| Record excerpts |
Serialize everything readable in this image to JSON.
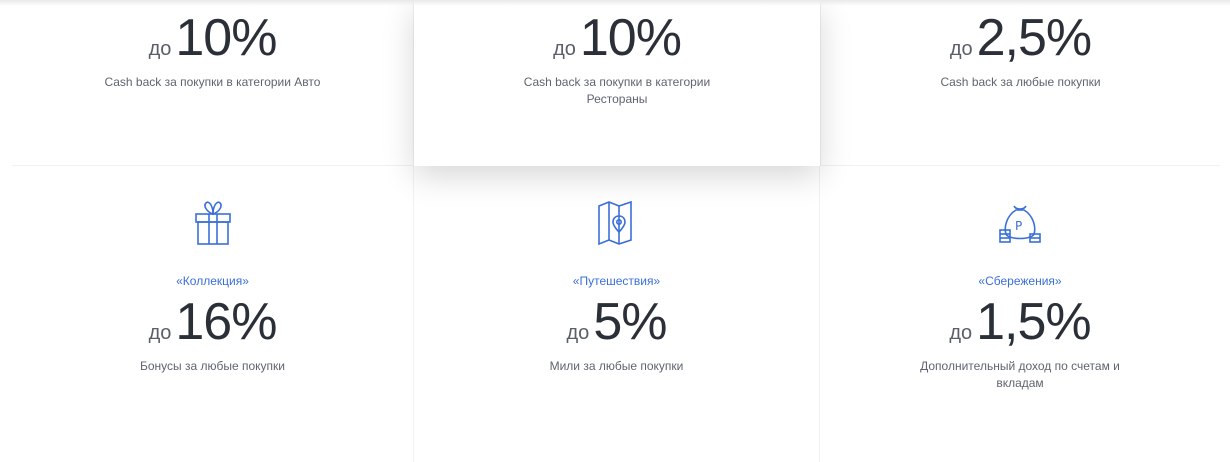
{
  "colors": {
    "accent": "#3a6fd8",
    "text_dark": "#2b2f38",
    "text_muted": "#5f6470"
  },
  "top_cards": [
    {
      "prefix": "до",
      "value": "10%",
      "description": "Cash back за покупки в категории Авто"
    },
    {
      "prefix": "до",
      "value": "10%",
      "description": "Cash back за покупки в категории Рестораны"
    },
    {
      "prefix": "до",
      "value": "2,5%",
      "description": "Cash back за любые покупки"
    }
  ],
  "bottom_cards": [
    {
      "icon": "gift-icon",
      "program": "«Коллекция»",
      "prefix": "до",
      "value": "16%",
      "description": "Бонусы за любые покупки"
    },
    {
      "icon": "map-pin-icon",
      "program": "«Путешествия»",
      "prefix": "до",
      "value": "5%",
      "description": "Мили за любые покупки"
    },
    {
      "icon": "money-bag-icon",
      "program": "«Сбережения»",
      "prefix": "до",
      "value": "1,5%",
      "description": "Дополнительный доход по счетам и вкладам"
    }
  ]
}
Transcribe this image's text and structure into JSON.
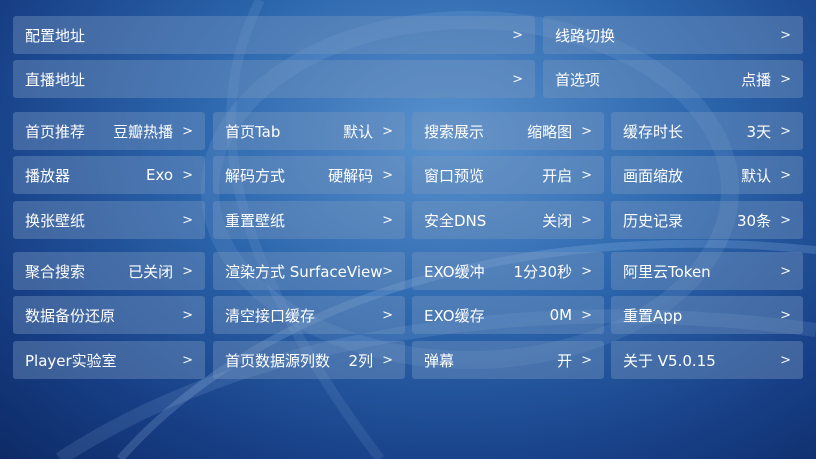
{
  "top_rows": [
    [
      {
        "label": "配置地址",
        "value": "",
        "name": "config-address"
      },
      {
        "label": "线路切换",
        "value": "",
        "name": "line-switch"
      }
    ],
    [
      {
        "label": "直播地址",
        "value": "",
        "name": "live-address"
      },
      {
        "label": "首选项",
        "value": "点播",
        "name": "preference"
      }
    ]
  ],
  "grid_rows": [
    [
      {
        "label": "首页推荐",
        "value": "豆瓣热播",
        "name": "home-recommend"
      },
      {
        "label": "首页Tab",
        "value": "默认",
        "name": "home-tab"
      },
      {
        "label": "搜索展示",
        "value": "缩略图",
        "name": "search-display"
      },
      {
        "label": "缓存时长",
        "value": "3天",
        "name": "cache-duration"
      }
    ],
    [
      {
        "label": "播放器",
        "value": "Exo",
        "name": "player"
      },
      {
        "label": "解码方式",
        "value": "硬解码",
        "name": "decode-mode"
      },
      {
        "label": "窗口预览",
        "value": "开启",
        "name": "window-preview"
      },
      {
        "label": "画面缩放",
        "value": "默认",
        "name": "picture-scale"
      }
    ],
    [
      {
        "label": "换张壁纸",
        "value": "",
        "name": "change-wallpaper"
      },
      {
        "label": "重置壁纸",
        "value": "",
        "name": "reset-wallpaper"
      },
      {
        "label": "安全DNS",
        "value": "关闭",
        "name": "secure-dns"
      },
      {
        "label": "历史记录",
        "value": "30条",
        "name": "history"
      }
    ],
    [
      {
        "label": "聚合搜索",
        "value": "已关闭",
        "name": "aggregate-search"
      },
      {
        "label": "渲染方式 SurfaceView",
        "value": "",
        "name": "render-mode"
      },
      {
        "label": "EXO缓冲",
        "value": "1分30秒",
        "name": "exo-buffer"
      },
      {
        "label": "阿里云Token",
        "value": "",
        "name": "aliyun-token"
      }
    ],
    [
      {
        "label": "数据备份还原",
        "value": "",
        "name": "data-backup"
      },
      {
        "label": "清空接口缓存",
        "value": "",
        "name": "clear-api-cache"
      },
      {
        "label": "EXO缓存",
        "value": "0M",
        "name": "exo-cache"
      },
      {
        "label": "重置App",
        "value": "",
        "name": "reset-app"
      }
    ],
    [
      {
        "label": "Player实验室",
        "value": "",
        "name": "player-lab"
      },
      {
        "label": "首页数据源列数",
        "value": "2列",
        "name": "home-source-columns"
      },
      {
        "label": "弹幕",
        "value": "开",
        "name": "danmaku"
      },
      {
        "label": "关于  V5.0.15",
        "value": "",
        "name": "about"
      }
    ]
  ],
  "chevron": ">"
}
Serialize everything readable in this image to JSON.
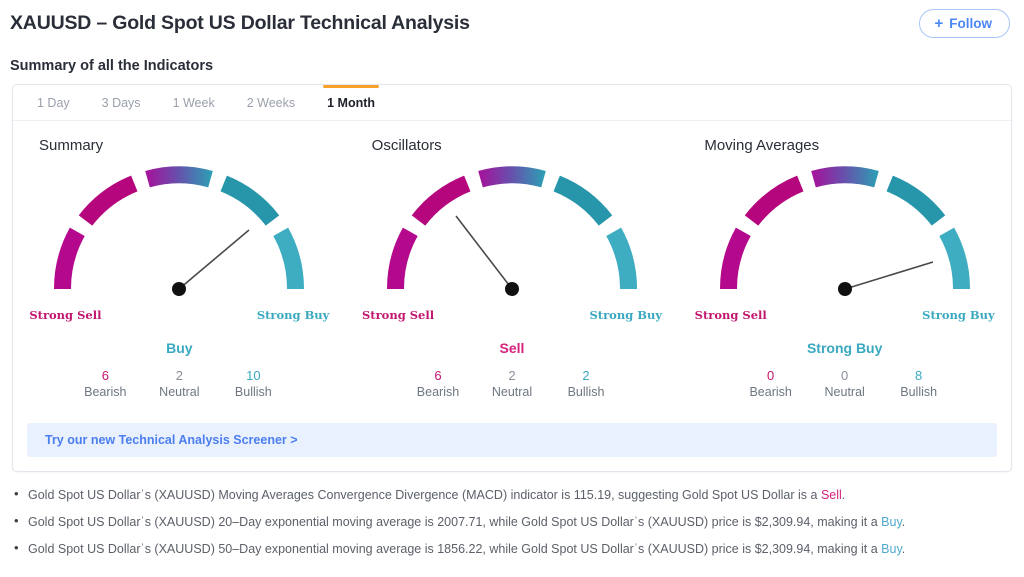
{
  "header": {
    "title": "XAUUSD – Gold Spot US Dollar Technical Analysis",
    "follow_label": "Follow",
    "follow_plus": "+"
  },
  "section": {
    "heading": "Summary of all the Indicators"
  },
  "tabs": [
    {
      "label": "1 Day",
      "active": false
    },
    {
      "label": "3 Days",
      "active": false
    },
    {
      "label": "1 Week",
      "active": false
    },
    {
      "label": "2 Weeks",
      "active": false
    },
    {
      "label": "1 Month",
      "active": true
    }
  ],
  "gauge_labels": {
    "strong_sell": "Strong Sell",
    "strong_buy": "Strong Buy",
    "bearish": "Bearish",
    "neutral": "Neutral",
    "bullish": "Bullish"
  },
  "gauges": [
    {
      "title": "Summary",
      "verdict": "Buy",
      "verdict_class": "buy",
      "needle_angle_deg": 130,
      "bearish": "6",
      "neutral": "2",
      "bullish": "10"
    },
    {
      "title": "Oscillators",
      "verdict": "Sell",
      "verdict_class": "sell",
      "needle_angle_deg": 52,
      "bearish": "6",
      "neutral": "2",
      "bullish": "2"
    },
    {
      "title": "Moving Averages",
      "verdict": "Strong Buy",
      "verdict_class": "strongbuy",
      "needle_angle_deg": 163,
      "bearish": "0",
      "neutral": "0",
      "bullish": "8"
    }
  ],
  "screener": {
    "label": "Try our new Technical Analysis Screener >"
  },
  "bullets": [
    {
      "pre": "Gold Spot US Dollarˈs (XAUUSD) Moving Averages Convergence Divergence (MACD) indicator is 115.19, suggesting Gold Spot US Dollar is a ",
      "signal": "Sell",
      "signal_class": "sell-word",
      "post": "."
    },
    {
      "pre": "Gold Spot US Dollarˈs (XAUUSD) 20–Day exponential moving average is 2007.71, while Gold Spot US Dollarˈs (XAUUSD) price is $2,309.94, making it a ",
      "signal": "Buy",
      "signal_class": "buy-word",
      "post": "."
    },
    {
      "pre": "Gold Spot US Dollarˈs (XAUUSD) 50–Day exponential moving average is 1856.22, while Gold Spot US Dollarˈs (XAUUSD) price is $2,309.94, making it a ",
      "signal": "Buy",
      "signal_class": "buy-word",
      "post": "."
    }
  ],
  "colors": {
    "strong_sell_arc": "#b4098c",
    "sell_arc": "#b5067d",
    "neutral_arc_start": "#a3159b",
    "neutral_arc_end": "#2f9cb4",
    "buy_arc": "#2796ab",
    "strong_buy_arc": "#3eadc2",
    "accent_tab": "#f7a12b",
    "link_blue": "#4b7ef0",
    "banner_bg": "#eaf1fe"
  }
}
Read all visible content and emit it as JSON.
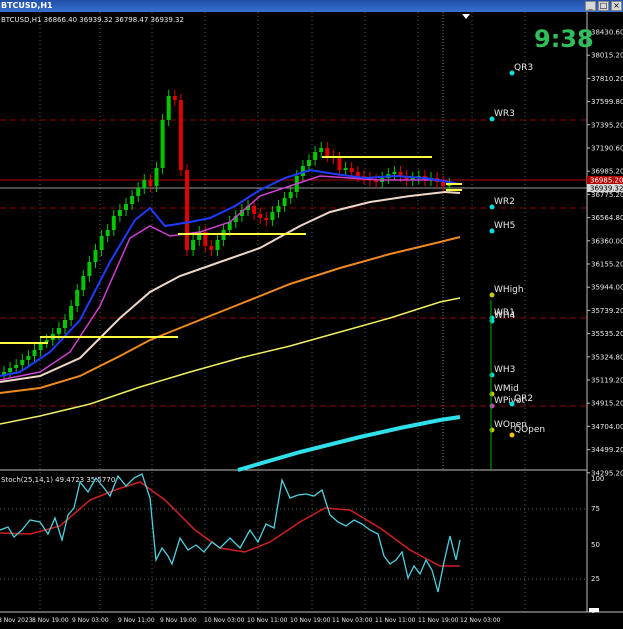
{
  "window": {
    "title": "BTCUSD,H1",
    "buttons": [
      "_",
      "□",
      "×"
    ]
  },
  "main_panel": {
    "info": "BTCUSD,H1  36866.40 36939.32 36798.47 36939.32",
    "clock": "9:38",
    "price_labels": [
      "38430.60",
      "38015.20",
      "37810.20",
      "37599.80",
      "37395.20",
      "37190.60",
      "36985.20",
      "36775.20",
      "36564.80",
      "36360.00",
      "36155.20",
      "35944.00",
      "35739.20",
      "35535.20",
      "35324.80",
      "35119.20",
      "34915.20",
      "34704.00",
      "34499.20",
      "34295.20"
    ],
    "current_prices": [
      "36985.20",
      "36939.32"
    ],
    "levels": [
      "QR3",
      "WR3",
      "WR2",
      "WH5",
      "WHigh",
      "WR1",
      "WH4",
      "WH3",
      "WMid",
      "WPivot",
      "QR2",
      "WOpen",
      "QOpen"
    ]
  },
  "sub_panel": {
    "info": "Stoch(25,14,1) 49.4723 35.5770",
    "scale_labels": [
      "100",
      "75",
      "50",
      "25",
      "0"
    ]
  },
  "time_axis": [
    "8 Nov 2023",
    "8 Nov 19:00",
    "9 Nov 03:00",
    "9 Nov 11:00",
    "9 Nov 19:00",
    "10 Nov 03:00",
    "10 Nov 11:00",
    "10 Nov 19:00",
    "11 Nov 03:00",
    "11 Nov 11:00",
    "11 Nov 19:00",
    "12 Nov 03:00"
  ],
  "colors": {
    "bull": "#00c800",
    "bear": "#e00000",
    "clock": "#2fbf5a",
    "ma_blue": "#1e3cff",
    "ma_magenta": "#d040d0",
    "ma_white": "#f0d8c8",
    "ma_orange": "#f08a20",
    "ma_yellow": "#f0f060",
    "ma_cyan": "#30e0e8",
    "stoch_main": "#50d0e0",
    "stoch_signal": "#d02020"
  }
}
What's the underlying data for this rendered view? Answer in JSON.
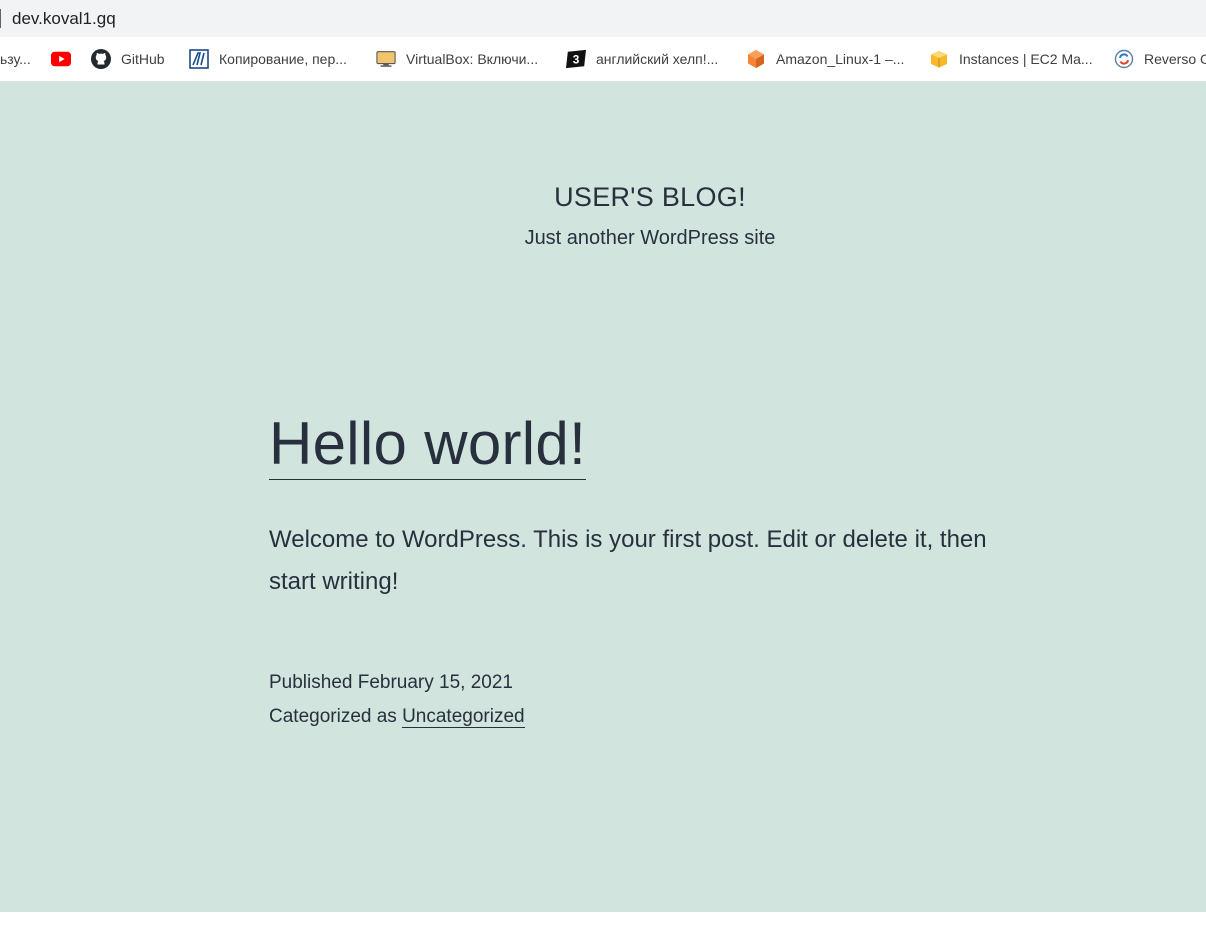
{
  "address_bar": {
    "url": "dev.koval1.gq"
  },
  "bookmarks": [
    {
      "label": "ьзу...",
      "icon": "none"
    },
    {
      "label": "",
      "icon": "youtube-icon"
    },
    {
      "label": "GitHub",
      "icon": "github-icon"
    },
    {
      "label": "Копирование, пер...",
      "icon": "chart-line-icon"
    },
    {
      "label": "VirtualBox: Включи...",
      "icon": "monitor-icon"
    },
    {
      "label": "английский хелп!...",
      "icon": "number-three-icon"
    },
    {
      "label": "Amazon_Linux-1 –...",
      "icon": "orange-cube-icon"
    },
    {
      "label": "Instances | EC2 Ma...",
      "icon": "box-icon"
    },
    {
      "label": "Reverso C",
      "icon": "reverso-icon"
    }
  ],
  "site": {
    "title": "USER'S BLOG!",
    "description": "Just another WordPress site"
  },
  "post": {
    "title": "Hello world!",
    "body": "Welcome to WordPress. This is your first post. Edit or delete it, then start writing!",
    "published_label": "Published February 15, 2021",
    "categorized_prefix": "Categorized as ",
    "category": "Uncategorized"
  },
  "colors": {
    "page_background": "#d1e4dd",
    "text": "#28303d",
    "youtube_red": "#ff0000"
  }
}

| Request |
Filter the entries down to the lines containing "Dollarˈs". Copy each of those lines.

| Problem solution |
      "pre": "Gold Spot US Dollarˈs (XAUUSD) Moving Averages Convergence Divergence (MACD) indicator is 115.19, suggesting Gold Spot US Dollar is a ",
      "pre": "Gold Spot US Dollarˈs (XAUUSD) 20–Day exponential moving average is 2007.71, while Gold Spot US Dollarˈs (XAUUSD) price is $2,309.94, making it a ",
      "pre": "Gold Spot US Dollarˈs (XAUUSD) 50–Day exponential moving average is 1856.22, while Gold Spot US Dollarˈs (XAUUSD) price is $2,309.94, making it a ",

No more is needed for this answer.